# Records supplied start

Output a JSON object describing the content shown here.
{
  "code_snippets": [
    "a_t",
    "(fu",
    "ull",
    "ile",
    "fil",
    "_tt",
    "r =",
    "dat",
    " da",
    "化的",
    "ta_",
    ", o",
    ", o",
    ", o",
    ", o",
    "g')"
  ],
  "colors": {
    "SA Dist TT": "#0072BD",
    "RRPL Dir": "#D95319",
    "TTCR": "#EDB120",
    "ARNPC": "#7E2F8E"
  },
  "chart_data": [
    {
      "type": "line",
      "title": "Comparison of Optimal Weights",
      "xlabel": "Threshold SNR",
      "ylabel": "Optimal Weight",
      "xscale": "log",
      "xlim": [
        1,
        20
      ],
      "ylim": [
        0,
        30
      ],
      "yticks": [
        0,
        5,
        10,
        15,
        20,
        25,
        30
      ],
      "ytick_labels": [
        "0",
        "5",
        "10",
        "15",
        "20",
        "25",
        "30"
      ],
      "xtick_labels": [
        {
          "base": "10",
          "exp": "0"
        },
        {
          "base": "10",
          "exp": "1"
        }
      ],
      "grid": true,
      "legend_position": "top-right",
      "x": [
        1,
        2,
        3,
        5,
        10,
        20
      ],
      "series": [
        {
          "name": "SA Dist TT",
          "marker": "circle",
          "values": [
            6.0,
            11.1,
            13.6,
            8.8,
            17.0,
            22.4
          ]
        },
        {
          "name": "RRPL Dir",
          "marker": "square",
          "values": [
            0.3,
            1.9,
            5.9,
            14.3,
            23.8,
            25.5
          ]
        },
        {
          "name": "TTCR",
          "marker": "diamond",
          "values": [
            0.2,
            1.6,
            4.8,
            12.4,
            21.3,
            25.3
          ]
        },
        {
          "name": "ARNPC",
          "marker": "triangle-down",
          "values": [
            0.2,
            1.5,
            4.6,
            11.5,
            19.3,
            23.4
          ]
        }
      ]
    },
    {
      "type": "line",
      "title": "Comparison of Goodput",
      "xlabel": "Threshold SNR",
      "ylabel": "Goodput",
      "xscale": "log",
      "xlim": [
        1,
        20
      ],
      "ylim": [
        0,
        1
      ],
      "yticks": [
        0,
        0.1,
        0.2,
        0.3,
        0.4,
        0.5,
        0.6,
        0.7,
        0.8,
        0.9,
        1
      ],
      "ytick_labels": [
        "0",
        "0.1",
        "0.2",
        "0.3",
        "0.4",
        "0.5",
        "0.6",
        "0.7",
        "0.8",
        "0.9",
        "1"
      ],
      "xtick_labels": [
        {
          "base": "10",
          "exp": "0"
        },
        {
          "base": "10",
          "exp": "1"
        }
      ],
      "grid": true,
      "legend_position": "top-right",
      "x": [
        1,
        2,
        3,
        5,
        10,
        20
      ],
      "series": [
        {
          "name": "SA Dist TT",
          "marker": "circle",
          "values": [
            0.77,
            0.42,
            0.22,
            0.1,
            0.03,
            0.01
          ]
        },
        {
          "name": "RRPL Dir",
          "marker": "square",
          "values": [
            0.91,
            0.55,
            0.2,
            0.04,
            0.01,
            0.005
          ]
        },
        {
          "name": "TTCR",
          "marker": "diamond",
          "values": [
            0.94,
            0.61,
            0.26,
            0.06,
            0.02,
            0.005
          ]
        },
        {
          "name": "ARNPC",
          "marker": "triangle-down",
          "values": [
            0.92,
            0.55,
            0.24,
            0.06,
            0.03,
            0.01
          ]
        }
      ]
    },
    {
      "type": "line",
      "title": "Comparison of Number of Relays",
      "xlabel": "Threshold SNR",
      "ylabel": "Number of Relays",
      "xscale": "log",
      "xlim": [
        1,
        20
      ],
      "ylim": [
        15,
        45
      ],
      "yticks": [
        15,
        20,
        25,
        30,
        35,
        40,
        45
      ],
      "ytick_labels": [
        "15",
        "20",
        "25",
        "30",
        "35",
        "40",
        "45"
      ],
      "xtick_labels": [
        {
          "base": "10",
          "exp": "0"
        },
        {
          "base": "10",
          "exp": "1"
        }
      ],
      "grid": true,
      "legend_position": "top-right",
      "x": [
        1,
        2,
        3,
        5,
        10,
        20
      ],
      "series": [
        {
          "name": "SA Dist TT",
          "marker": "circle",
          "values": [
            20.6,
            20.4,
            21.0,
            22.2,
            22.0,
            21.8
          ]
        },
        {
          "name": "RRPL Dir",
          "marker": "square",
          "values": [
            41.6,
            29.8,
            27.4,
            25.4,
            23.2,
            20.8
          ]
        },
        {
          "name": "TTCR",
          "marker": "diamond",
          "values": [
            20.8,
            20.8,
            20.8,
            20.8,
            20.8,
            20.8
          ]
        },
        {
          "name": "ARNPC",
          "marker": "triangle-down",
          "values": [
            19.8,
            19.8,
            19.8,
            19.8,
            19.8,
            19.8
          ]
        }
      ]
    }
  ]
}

# Records supplied end

### Directive
Find the lines with the string "Relays" and reproduce them.

### Task result
      "title": "Comparison of Number of Relays",
      "ylabel": "Number of Relays",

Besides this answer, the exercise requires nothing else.